◆ **Exercise goal**:
Scan the records for the word "document". Copy each line that includes it.

◆ **Items**:
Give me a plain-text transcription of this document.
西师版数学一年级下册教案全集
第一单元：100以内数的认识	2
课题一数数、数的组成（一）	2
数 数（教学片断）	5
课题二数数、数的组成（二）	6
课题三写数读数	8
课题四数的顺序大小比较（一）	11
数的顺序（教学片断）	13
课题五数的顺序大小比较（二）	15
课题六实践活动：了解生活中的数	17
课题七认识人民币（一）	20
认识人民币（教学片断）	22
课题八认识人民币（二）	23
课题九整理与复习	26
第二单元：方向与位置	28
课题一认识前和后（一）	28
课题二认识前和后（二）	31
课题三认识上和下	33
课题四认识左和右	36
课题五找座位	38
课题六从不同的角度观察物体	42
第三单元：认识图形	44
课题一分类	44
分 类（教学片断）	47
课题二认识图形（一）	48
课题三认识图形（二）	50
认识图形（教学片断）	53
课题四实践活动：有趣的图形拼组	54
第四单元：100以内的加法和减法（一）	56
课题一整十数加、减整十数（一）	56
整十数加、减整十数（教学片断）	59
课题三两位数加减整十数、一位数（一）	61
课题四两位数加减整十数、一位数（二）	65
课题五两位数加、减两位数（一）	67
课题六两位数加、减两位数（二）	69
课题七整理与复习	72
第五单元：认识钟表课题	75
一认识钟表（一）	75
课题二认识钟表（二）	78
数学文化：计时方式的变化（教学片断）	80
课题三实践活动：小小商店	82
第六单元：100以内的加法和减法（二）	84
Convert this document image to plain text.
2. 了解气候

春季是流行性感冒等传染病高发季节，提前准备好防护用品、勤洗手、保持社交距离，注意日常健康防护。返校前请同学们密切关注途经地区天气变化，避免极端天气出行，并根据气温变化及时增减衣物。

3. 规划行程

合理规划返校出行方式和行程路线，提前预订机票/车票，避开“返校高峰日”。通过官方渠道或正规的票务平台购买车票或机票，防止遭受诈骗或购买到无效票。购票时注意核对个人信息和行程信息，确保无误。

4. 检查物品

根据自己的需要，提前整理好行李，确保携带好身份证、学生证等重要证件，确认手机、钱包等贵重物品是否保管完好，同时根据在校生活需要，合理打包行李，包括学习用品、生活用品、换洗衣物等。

◆ **Reply**:
Give me a plain-text transcription of this document.
Convert this document image to plain text.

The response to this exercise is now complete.